** start SUPPLIED MATERIAL **
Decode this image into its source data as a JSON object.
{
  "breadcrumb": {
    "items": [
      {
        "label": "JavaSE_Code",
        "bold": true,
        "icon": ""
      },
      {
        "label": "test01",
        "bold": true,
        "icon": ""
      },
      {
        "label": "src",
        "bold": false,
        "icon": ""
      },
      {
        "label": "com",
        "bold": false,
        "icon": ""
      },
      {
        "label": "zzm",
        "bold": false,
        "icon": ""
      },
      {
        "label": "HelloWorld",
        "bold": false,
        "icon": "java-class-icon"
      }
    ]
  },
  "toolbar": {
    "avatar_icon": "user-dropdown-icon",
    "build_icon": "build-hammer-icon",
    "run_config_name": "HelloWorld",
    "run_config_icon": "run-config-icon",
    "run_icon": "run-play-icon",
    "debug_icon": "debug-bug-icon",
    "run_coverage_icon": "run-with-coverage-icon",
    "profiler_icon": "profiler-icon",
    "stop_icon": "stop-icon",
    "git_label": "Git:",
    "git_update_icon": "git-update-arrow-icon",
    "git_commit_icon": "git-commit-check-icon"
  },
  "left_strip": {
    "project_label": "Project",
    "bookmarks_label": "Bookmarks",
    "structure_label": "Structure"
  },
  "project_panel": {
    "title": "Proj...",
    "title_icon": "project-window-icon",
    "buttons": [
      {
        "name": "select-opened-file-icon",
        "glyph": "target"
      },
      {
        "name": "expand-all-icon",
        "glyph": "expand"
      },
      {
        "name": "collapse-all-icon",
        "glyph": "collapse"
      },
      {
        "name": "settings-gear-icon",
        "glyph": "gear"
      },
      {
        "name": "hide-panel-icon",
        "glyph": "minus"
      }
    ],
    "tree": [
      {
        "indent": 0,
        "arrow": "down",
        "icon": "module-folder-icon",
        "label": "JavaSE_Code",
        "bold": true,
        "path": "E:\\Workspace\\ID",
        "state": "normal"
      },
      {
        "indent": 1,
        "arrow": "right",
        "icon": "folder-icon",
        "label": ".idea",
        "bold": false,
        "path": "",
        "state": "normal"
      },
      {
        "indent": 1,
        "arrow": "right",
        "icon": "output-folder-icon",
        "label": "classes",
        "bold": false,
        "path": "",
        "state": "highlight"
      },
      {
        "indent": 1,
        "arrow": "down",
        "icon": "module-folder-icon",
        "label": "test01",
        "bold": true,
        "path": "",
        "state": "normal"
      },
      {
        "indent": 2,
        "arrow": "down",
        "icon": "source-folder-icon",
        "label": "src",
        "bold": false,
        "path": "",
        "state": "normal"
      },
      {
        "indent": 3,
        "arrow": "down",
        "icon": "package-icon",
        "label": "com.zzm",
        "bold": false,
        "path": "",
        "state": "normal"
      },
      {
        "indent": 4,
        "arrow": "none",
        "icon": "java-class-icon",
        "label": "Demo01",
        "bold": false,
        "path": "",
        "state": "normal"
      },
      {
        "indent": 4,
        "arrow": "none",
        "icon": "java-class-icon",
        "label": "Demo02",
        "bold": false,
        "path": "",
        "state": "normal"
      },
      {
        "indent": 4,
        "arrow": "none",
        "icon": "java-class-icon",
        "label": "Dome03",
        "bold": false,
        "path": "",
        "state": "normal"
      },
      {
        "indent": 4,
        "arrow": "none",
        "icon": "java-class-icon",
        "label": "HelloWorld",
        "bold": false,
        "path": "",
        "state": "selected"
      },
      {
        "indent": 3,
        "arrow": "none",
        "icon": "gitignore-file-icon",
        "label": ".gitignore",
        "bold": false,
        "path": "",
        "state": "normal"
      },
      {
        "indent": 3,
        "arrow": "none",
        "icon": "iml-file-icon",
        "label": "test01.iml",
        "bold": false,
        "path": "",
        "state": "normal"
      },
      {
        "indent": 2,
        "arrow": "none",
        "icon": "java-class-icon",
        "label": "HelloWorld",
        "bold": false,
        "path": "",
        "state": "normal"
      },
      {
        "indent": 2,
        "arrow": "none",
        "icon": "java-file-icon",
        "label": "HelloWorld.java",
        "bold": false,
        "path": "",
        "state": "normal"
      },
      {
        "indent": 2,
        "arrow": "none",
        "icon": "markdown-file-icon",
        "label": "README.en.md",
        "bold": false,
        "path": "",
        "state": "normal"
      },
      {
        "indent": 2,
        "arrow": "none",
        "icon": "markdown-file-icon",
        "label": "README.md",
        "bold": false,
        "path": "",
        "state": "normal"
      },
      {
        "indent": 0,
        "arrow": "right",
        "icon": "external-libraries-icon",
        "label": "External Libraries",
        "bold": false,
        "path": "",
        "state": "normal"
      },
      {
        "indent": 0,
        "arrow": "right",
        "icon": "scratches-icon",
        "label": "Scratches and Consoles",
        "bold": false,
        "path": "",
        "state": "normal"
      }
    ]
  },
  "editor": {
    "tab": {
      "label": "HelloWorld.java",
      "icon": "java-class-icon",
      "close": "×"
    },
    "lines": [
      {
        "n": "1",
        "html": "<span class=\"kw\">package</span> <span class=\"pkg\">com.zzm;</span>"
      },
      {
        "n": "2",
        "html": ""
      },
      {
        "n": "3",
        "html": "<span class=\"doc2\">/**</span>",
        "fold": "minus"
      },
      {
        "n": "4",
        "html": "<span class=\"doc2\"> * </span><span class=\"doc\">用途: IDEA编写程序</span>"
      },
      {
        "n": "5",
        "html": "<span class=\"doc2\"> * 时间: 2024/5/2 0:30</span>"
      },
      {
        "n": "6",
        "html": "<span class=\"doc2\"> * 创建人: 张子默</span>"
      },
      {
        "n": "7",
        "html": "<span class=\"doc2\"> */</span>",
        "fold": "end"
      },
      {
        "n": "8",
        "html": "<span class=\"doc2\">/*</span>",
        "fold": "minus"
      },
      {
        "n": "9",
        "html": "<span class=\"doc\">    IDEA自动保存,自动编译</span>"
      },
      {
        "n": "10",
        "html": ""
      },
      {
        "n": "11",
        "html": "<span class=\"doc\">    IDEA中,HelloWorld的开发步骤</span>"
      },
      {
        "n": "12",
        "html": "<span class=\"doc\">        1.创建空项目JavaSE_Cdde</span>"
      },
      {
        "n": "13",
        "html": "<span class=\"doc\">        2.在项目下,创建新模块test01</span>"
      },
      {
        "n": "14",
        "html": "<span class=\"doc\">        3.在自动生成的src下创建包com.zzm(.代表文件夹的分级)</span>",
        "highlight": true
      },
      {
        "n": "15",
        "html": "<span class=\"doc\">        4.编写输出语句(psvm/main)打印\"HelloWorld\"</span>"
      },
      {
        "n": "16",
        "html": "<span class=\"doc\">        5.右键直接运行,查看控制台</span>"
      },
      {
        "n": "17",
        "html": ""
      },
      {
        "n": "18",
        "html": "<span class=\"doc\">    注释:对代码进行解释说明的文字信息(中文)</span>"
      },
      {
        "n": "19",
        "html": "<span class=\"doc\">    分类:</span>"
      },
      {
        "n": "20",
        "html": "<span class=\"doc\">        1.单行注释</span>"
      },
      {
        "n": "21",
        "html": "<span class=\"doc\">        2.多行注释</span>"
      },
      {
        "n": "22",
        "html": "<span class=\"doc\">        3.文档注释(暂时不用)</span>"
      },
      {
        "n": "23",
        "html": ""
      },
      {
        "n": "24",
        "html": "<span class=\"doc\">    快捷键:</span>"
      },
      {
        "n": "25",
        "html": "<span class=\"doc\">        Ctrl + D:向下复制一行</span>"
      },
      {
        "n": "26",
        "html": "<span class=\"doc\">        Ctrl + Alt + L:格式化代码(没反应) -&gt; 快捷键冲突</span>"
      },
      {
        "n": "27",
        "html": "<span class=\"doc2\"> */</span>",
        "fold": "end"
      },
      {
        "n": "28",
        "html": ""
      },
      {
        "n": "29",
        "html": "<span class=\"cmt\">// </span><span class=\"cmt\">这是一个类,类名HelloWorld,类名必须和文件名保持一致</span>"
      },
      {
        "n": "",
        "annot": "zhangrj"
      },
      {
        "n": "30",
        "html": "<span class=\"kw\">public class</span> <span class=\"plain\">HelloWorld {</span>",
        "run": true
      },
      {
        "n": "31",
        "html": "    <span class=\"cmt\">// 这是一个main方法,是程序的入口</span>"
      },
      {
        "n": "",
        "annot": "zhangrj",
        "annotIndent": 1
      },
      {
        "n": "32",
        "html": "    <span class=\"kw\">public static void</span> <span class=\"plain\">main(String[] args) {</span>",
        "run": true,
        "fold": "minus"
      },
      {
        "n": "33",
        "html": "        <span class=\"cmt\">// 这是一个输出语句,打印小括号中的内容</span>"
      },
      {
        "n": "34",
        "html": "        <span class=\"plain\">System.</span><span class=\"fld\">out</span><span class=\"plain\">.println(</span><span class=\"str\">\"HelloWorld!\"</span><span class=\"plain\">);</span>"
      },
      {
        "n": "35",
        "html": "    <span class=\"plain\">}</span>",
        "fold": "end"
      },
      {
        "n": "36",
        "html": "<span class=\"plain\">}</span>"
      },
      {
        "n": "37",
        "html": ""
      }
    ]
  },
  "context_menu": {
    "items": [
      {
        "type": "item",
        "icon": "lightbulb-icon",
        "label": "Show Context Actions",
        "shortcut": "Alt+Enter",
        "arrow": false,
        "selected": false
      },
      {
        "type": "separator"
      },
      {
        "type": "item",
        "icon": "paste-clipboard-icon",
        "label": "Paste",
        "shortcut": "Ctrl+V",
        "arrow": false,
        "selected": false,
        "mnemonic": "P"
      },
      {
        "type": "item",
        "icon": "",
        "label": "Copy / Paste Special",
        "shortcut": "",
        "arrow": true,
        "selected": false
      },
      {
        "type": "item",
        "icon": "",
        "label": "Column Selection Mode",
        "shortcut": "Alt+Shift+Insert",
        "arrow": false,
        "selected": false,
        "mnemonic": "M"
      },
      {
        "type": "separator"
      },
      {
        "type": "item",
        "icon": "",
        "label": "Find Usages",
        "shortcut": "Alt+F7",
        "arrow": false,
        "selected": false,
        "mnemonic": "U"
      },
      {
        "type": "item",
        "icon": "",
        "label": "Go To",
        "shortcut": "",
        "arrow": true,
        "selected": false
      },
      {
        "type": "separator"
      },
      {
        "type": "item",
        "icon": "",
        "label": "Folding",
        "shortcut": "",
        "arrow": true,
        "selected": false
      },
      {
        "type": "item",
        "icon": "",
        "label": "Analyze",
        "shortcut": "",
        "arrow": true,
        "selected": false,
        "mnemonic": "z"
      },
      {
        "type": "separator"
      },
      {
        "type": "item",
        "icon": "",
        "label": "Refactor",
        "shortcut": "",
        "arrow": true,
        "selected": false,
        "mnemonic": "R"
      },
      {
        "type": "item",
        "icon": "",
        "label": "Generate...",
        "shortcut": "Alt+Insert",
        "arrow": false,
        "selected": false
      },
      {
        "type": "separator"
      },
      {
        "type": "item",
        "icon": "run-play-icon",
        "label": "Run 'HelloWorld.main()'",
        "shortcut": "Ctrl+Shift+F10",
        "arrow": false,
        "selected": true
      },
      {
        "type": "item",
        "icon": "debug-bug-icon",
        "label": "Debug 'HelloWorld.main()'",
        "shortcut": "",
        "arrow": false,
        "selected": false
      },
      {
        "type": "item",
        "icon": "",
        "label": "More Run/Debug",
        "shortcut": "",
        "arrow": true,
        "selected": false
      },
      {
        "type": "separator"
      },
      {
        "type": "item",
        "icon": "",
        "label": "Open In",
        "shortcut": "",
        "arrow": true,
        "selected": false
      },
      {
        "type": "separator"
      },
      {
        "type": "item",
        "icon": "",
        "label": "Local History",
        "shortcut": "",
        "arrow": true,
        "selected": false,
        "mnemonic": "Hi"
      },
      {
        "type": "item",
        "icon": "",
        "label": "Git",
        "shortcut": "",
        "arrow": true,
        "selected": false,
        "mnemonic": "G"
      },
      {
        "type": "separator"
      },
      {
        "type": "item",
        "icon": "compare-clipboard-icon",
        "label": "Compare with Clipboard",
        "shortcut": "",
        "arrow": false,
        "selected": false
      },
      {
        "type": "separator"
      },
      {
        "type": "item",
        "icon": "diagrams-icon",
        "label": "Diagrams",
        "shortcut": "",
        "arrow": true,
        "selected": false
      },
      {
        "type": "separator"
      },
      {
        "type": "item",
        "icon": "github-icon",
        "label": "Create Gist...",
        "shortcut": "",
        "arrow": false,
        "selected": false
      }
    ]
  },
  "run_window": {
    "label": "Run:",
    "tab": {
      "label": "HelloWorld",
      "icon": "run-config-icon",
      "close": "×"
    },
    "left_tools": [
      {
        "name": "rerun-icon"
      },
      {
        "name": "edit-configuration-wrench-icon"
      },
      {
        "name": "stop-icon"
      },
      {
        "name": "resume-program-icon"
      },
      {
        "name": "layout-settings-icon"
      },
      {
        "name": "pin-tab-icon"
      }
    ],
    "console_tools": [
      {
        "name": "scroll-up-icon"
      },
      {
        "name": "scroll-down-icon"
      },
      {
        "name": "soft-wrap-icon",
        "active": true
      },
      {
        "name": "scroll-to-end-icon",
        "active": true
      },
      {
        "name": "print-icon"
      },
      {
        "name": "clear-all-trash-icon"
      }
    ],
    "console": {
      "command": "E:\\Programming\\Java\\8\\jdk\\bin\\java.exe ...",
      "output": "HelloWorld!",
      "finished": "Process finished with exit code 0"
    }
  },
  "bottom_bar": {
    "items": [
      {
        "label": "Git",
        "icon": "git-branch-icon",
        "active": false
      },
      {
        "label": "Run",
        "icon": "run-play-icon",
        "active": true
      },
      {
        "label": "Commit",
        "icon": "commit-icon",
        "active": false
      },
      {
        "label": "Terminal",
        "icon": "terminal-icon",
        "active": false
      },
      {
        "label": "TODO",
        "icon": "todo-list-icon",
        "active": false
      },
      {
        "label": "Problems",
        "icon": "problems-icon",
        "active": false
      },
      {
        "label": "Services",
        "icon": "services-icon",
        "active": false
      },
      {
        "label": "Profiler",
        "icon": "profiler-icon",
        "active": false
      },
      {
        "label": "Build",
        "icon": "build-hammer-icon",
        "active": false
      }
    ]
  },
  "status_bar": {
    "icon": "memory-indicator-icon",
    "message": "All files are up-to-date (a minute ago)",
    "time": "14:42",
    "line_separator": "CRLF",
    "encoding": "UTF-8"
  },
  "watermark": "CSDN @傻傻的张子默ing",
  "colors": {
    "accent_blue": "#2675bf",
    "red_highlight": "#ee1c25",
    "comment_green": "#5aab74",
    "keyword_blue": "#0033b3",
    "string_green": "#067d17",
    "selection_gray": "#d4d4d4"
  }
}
** end SUPPLIED MATERIAL **
# [REQUIRED WORK]
Copy out every line of the data that includes "collapse".

# [CORRECT RESULT]
        "name": "collapse-all-icon",
        "glyph": "collapse"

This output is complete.